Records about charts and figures
[start]
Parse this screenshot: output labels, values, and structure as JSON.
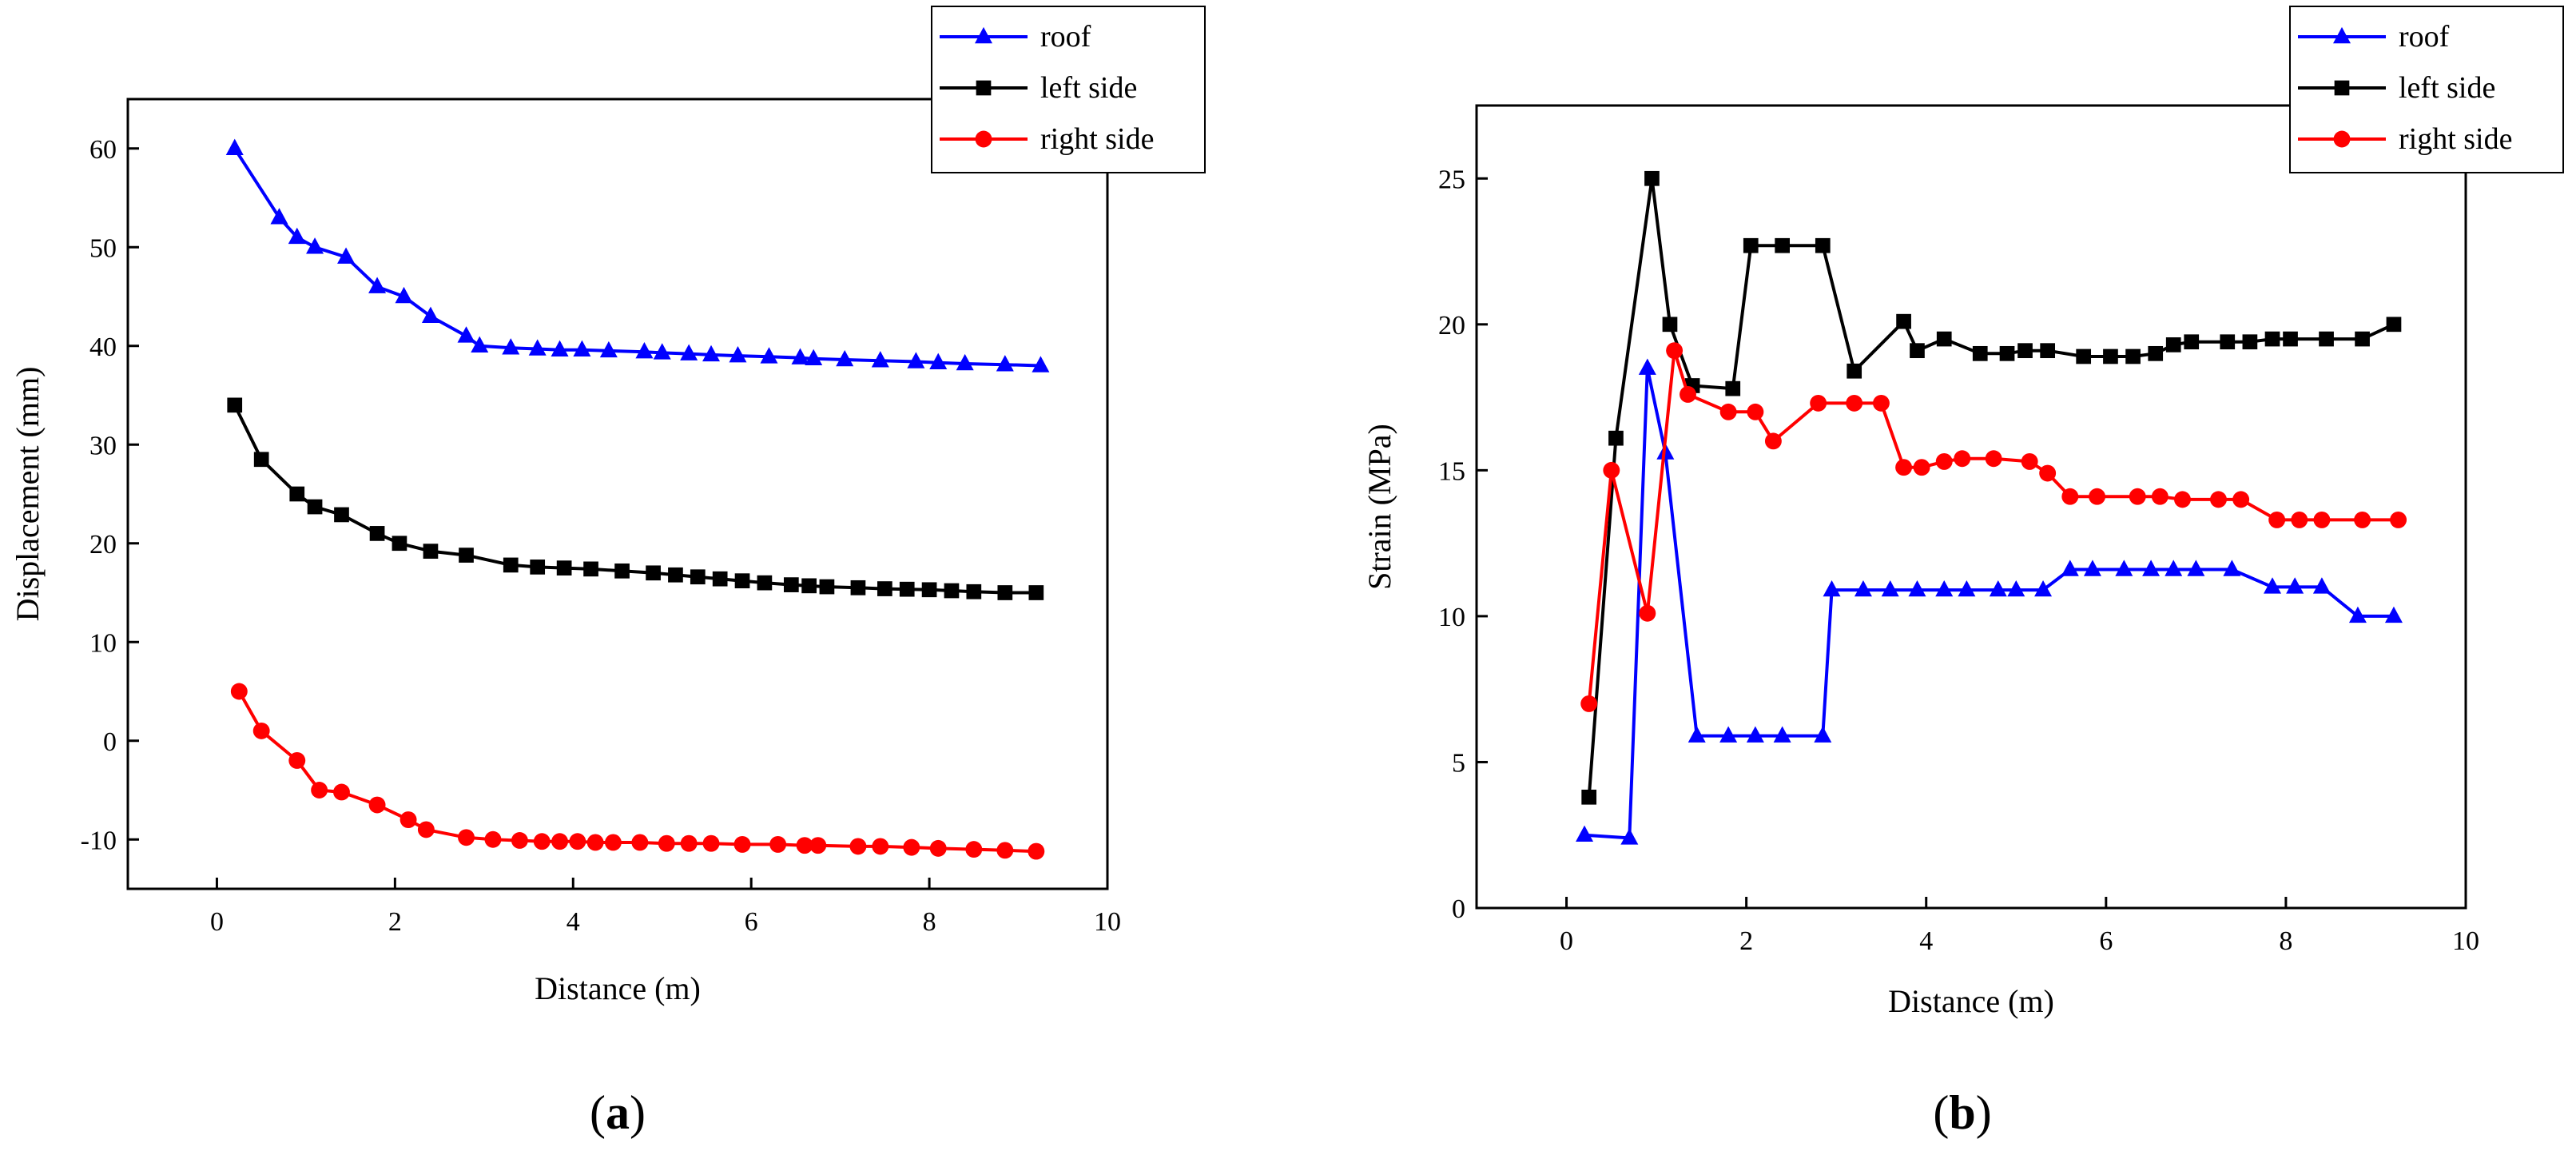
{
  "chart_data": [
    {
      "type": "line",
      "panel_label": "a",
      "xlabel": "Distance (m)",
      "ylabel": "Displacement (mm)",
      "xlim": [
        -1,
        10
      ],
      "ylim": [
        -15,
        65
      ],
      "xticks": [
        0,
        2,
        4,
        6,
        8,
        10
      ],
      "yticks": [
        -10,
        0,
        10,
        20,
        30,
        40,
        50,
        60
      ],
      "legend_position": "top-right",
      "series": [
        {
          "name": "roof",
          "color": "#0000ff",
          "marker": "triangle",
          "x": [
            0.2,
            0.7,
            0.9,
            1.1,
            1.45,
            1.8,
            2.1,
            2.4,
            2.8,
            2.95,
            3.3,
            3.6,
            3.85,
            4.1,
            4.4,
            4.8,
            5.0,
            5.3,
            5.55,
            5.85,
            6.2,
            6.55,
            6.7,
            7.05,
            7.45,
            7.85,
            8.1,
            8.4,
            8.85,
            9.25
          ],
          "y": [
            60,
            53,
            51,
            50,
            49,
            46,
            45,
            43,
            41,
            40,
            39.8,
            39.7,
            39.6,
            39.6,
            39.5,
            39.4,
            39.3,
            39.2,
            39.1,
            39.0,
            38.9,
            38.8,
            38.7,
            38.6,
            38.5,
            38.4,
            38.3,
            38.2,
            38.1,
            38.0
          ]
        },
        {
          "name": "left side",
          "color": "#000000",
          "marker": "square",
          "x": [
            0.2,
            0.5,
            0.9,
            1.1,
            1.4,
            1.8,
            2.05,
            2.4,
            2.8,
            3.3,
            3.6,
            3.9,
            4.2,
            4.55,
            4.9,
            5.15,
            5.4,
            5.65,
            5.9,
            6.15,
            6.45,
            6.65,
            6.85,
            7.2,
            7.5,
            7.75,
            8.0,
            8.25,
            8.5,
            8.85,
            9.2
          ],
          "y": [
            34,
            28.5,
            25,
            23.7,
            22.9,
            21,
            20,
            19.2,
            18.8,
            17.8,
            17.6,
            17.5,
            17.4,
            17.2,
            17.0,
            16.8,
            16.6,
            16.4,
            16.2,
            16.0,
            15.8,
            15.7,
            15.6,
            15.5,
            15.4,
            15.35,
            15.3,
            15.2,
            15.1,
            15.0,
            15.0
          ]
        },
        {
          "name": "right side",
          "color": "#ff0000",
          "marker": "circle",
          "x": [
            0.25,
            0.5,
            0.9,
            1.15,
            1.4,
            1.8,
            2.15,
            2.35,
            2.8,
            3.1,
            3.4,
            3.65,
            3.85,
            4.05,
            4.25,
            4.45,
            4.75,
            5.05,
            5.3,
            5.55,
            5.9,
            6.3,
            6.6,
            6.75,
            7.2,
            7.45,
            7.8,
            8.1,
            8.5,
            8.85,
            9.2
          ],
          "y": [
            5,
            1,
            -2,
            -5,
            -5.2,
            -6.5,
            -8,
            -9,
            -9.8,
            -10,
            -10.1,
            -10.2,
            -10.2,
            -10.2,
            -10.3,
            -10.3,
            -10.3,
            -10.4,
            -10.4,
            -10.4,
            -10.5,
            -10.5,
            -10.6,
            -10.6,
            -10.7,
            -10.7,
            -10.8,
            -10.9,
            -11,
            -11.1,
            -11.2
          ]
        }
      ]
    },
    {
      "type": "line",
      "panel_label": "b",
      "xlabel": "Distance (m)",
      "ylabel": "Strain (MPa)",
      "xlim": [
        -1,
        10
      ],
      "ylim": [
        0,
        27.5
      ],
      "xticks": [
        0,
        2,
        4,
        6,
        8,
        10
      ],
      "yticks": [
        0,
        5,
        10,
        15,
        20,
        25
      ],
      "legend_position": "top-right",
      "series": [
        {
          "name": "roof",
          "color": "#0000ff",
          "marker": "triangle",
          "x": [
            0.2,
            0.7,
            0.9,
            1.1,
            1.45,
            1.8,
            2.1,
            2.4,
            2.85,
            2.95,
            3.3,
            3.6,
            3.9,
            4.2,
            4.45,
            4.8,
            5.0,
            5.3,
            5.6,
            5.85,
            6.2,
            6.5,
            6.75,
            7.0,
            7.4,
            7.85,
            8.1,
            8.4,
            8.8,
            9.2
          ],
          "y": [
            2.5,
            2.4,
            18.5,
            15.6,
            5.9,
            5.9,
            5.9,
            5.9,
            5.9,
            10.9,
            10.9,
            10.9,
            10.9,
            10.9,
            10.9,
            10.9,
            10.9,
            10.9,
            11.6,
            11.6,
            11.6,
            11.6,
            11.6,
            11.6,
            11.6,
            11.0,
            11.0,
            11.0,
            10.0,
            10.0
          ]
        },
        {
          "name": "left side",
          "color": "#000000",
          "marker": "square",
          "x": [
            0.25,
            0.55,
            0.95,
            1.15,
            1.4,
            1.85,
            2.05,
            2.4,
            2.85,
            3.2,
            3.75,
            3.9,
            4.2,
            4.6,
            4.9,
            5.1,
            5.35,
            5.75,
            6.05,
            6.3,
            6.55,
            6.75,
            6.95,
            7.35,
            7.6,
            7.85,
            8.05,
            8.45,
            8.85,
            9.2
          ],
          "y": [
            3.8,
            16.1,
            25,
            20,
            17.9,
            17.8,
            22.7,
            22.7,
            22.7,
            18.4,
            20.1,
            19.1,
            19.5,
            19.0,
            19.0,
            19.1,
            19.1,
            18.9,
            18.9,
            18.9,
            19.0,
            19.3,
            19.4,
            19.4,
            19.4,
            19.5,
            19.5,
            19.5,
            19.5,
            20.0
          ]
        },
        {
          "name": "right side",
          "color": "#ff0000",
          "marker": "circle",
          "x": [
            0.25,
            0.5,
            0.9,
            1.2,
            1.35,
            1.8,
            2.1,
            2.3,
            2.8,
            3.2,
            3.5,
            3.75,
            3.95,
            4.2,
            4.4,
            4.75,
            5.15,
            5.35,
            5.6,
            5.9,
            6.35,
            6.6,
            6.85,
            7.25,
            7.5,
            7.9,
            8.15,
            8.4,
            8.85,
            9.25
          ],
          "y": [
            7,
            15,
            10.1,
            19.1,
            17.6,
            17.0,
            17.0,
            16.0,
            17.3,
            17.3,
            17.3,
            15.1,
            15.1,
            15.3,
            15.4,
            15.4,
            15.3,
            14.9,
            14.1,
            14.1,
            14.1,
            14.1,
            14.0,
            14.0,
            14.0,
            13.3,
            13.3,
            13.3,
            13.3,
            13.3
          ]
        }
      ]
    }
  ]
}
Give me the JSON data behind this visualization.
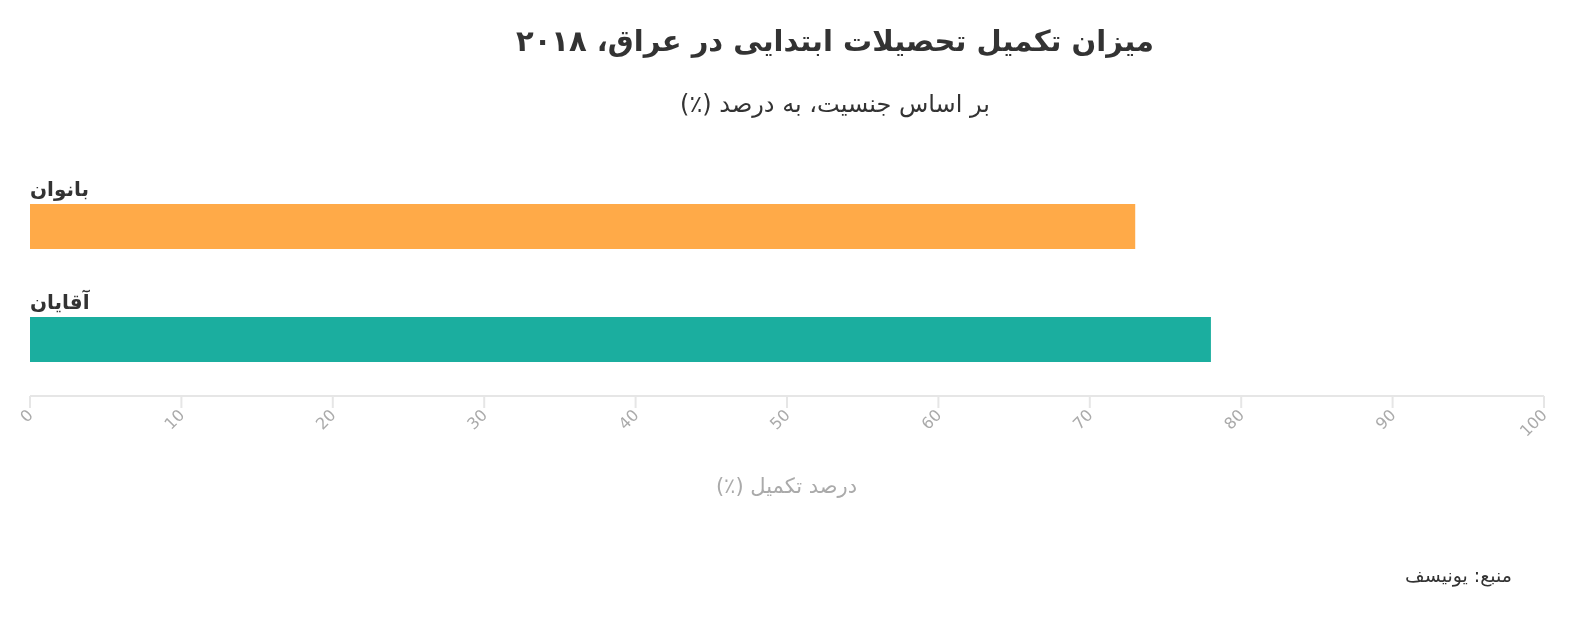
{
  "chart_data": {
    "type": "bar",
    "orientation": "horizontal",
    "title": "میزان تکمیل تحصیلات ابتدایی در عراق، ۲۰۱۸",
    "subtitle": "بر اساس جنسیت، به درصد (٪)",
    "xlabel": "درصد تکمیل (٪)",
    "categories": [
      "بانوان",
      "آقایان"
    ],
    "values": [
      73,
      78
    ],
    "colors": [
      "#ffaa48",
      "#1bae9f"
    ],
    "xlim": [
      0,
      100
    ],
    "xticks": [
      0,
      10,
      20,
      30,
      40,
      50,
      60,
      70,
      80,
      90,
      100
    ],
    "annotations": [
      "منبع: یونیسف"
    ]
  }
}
[end]
# [Your instructions]
Copy each line above precisely, dropping the pictures.

# [Answer to the exercise]
Parse this screenshot: output labels, values, and structure as JSON.
{
  "chart_data": [
    {
      "type": "line",
      "panel_label": "a",
      "xlabel": "Distance (m)",
      "ylabel": "Displacement (mm)",
      "xlim": [
        -1,
        10
      ],
      "ylim": [
        -15,
        65
      ],
      "xticks": [
        0,
        2,
        4,
        6,
        8,
        10
      ],
      "yticks": [
        -10,
        0,
        10,
        20,
        30,
        40,
        50,
        60
      ],
      "legend_position": "top-right",
      "series": [
        {
          "name": "roof",
          "color": "#0000ff",
          "marker": "triangle",
          "x": [
            0.2,
            0.7,
            0.9,
            1.1,
            1.45,
            1.8,
            2.1,
            2.4,
            2.8,
            2.95,
            3.3,
            3.6,
            3.85,
            4.1,
            4.4,
            4.8,
            5.0,
            5.3,
            5.55,
            5.85,
            6.2,
            6.55,
            6.7,
            7.05,
            7.45,
            7.85,
            8.1,
            8.4,
            8.85,
            9.25
          ],
          "y": [
            60,
            53,
            51,
            50,
            49,
            46,
            45,
            43,
            41,
            40,
            39.8,
            39.7,
            39.6,
            39.6,
            39.5,
            39.4,
            39.3,
            39.2,
            39.1,
            39.0,
            38.9,
            38.8,
            38.7,
            38.6,
            38.5,
            38.4,
            38.3,
            38.2,
            38.1,
            38.0
          ]
        },
        {
          "name": "left side",
          "color": "#000000",
          "marker": "square",
          "x": [
            0.2,
            0.5,
            0.9,
            1.1,
            1.4,
            1.8,
            2.05,
            2.4,
            2.8,
            3.3,
            3.6,
            3.9,
            4.2,
            4.55,
            4.9,
            5.15,
            5.4,
            5.65,
            5.9,
            6.15,
            6.45,
            6.65,
            6.85,
            7.2,
            7.5,
            7.75,
            8.0,
            8.25,
            8.5,
            8.85,
            9.2
          ],
          "y": [
            34,
            28.5,
            25,
            23.7,
            22.9,
            21,
            20,
            19.2,
            18.8,
            17.8,
            17.6,
            17.5,
            17.4,
            17.2,
            17.0,
            16.8,
            16.6,
            16.4,
            16.2,
            16.0,
            15.8,
            15.7,
            15.6,
            15.5,
            15.4,
            15.35,
            15.3,
            15.2,
            15.1,
            15.0,
            15.0
          ]
        },
        {
          "name": "right side",
          "color": "#ff0000",
          "marker": "circle",
          "x": [
            0.25,
            0.5,
            0.9,
            1.15,
            1.4,
            1.8,
            2.15,
            2.35,
            2.8,
            3.1,
            3.4,
            3.65,
            3.85,
            4.05,
            4.25,
            4.45,
            4.75,
            5.05,
            5.3,
            5.55,
            5.9,
            6.3,
            6.6,
            6.75,
            7.2,
            7.45,
            7.8,
            8.1,
            8.5,
            8.85,
            9.2
          ],
          "y": [
            5,
            1,
            -2,
            -5,
            -5.2,
            -6.5,
            -8,
            -9,
            -9.8,
            -10,
            -10.1,
            -10.2,
            -10.2,
            -10.2,
            -10.3,
            -10.3,
            -10.3,
            -10.4,
            -10.4,
            -10.4,
            -10.5,
            -10.5,
            -10.6,
            -10.6,
            -10.7,
            -10.7,
            -10.8,
            -10.9,
            -11,
            -11.1,
            -11.2
          ]
        }
      ]
    },
    {
      "type": "line",
      "panel_label": "b",
      "xlabel": "Distance (m)",
      "ylabel": "Strain (MPa)",
      "xlim": [
        -1,
        10
      ],
      "ylim": [
        0,
        27.5
      ],
      "xticks": [
        0,
        2,
        4,
        6,
        8,
        10
      ],
      "yticks": [
        0,
        5,
        10,
        15,
        20,
        25
      ],
      "legend_position": "top-right",
      "series": [
        {
          "name": "roof",
          "color": "#0000ff",
          "marker": "triangle",
          "x": [
            0.2,
            0.7,
            0.9,
            1.1,
            1.45,
            1.8,
            2.1,
            2.4,
            2.85,
            2.95,
            3.3,
            3.6,
            3.9,
            4.2,
            4.45,
            4.8,
            5.0,
            5.3,
            5.6,
            5.85,
            6.2,
            6.5,
            6.75,
            7.0,
            7.4,
            7.85,
            8.1,
            8.4,
            8.8,
            9.2
          ],
          "y": [
            2.5,
            2.4,
            18.5,
            15.6,
            5.9,
            5.9,
            5.9,
            5.9,
            5.9,
            10.9,
            10.9,
            10.9,
            10.9,
            10.9,
            10.9,
            10.9,
            10.9,
            10.9,
            11.6,
            11.6,
            11.6,
            11.6,
            11.6,
            11.6,
            11.6,
            11.0,
            11.0,
            11.0,
            10.0,
            10.0
          ]
        },
        {
          "name": "left side",
          "color": "#000000",
          "marker": "square",
          "x": [
            0.25,
            0.55,
            0.95,
            1.15,
            1.4,
            1.85,
            2.05,
            2.4,
            2.85,
            3.2,
            3.75,
            3.9,
            4.2,
            4.6,
            4.9,
            5.1,
            5.35,
            5.75,
            6.05,
            6.3,
            6.55,
            6.75,
            6.95,
            7.35,
            7.6,
            7.85,
            8.05,
            8.45,
            8.85,
            9.2
          ],
          "y": [
            3.8,
            16.1,
            25,
            20,
            17.9,
            17.8,
            22.7,
            22.7,
            22.7,
            18.4,
            20.1,
            19.1,
            19.5,
            19.0,
            19.0,
            19.1,
            19.1,
            18.9,
            18.9,
            18.9,
            19.0,
            19.3,
            19.4,
            19.4,
            19.4,
            19.5,
            19.5,
            19.5,
            19.5,
            20.0
          ]
        },
        {
          "name": "right side",
          "color": "#ff0000",
          "marker": "circle",
          "x": [
            0.25,
            0.5,
            0.9,
            1.2,
            1.35,
            1.8,
            2.1,
            2.3,
            2.8,
            3.2,
            3.5,
            3.75,
            3.95,
            4.2,
            4.4,
            4.75,
            5.15,
            5.35,
            5.6,
            5.9,
            6.35,
            6.6,
            6.85,
            7.25,
            7.5,
            7.9,
            8.15,
            8.4,
            8.85,
            9.25
          ],
          "y": [
            7,
            15,
            10.1,
            19.1,
            17.6,
            17.0,
            17.0,
            16.0,
            17.3,
            17.3,
            17.3,
            15.1,
            15.1,
            15.3,
            15.4,
            15.4,
            15.3,
            14.9,
            14.1,
            14.1,
            14.1,
            14.1,
            14.0,
            14.0,
            14.0,
            13.3,
            13.3,
            13.3,
            13.3,
            13.3
          ]
        }
      ]
    }
  ]
}
Give me the JSON data behind this visualization.
{
  "chart_data": {
    "type": "bar",
    "orientation": "horizontal",
    "title": "میزان تکمیل تحصیلات ابتدایی در عراق، ۲۰۱۸",
    "subtitle": "بر اساس جنسیت، به درصد (٪)",
    "xlabel": "درصد تکمیل (٪)",
    "categories": [
      "بانوان",
      "آقایان"
    ],
    "values": [
      73,
      78
    ],
    "colors": [
      "#ffaa48",
      "#1bae9f"
    ],
    "xlim": [
      0,
      100
    ],
    "xticks": [
      0,
      10,
      20,
      30,
      40,
      50,
      60,
      70,
      80,
      90,
      100
    ],
    "annotations": [
      "منبع: یونیسف"
    ]
  }
}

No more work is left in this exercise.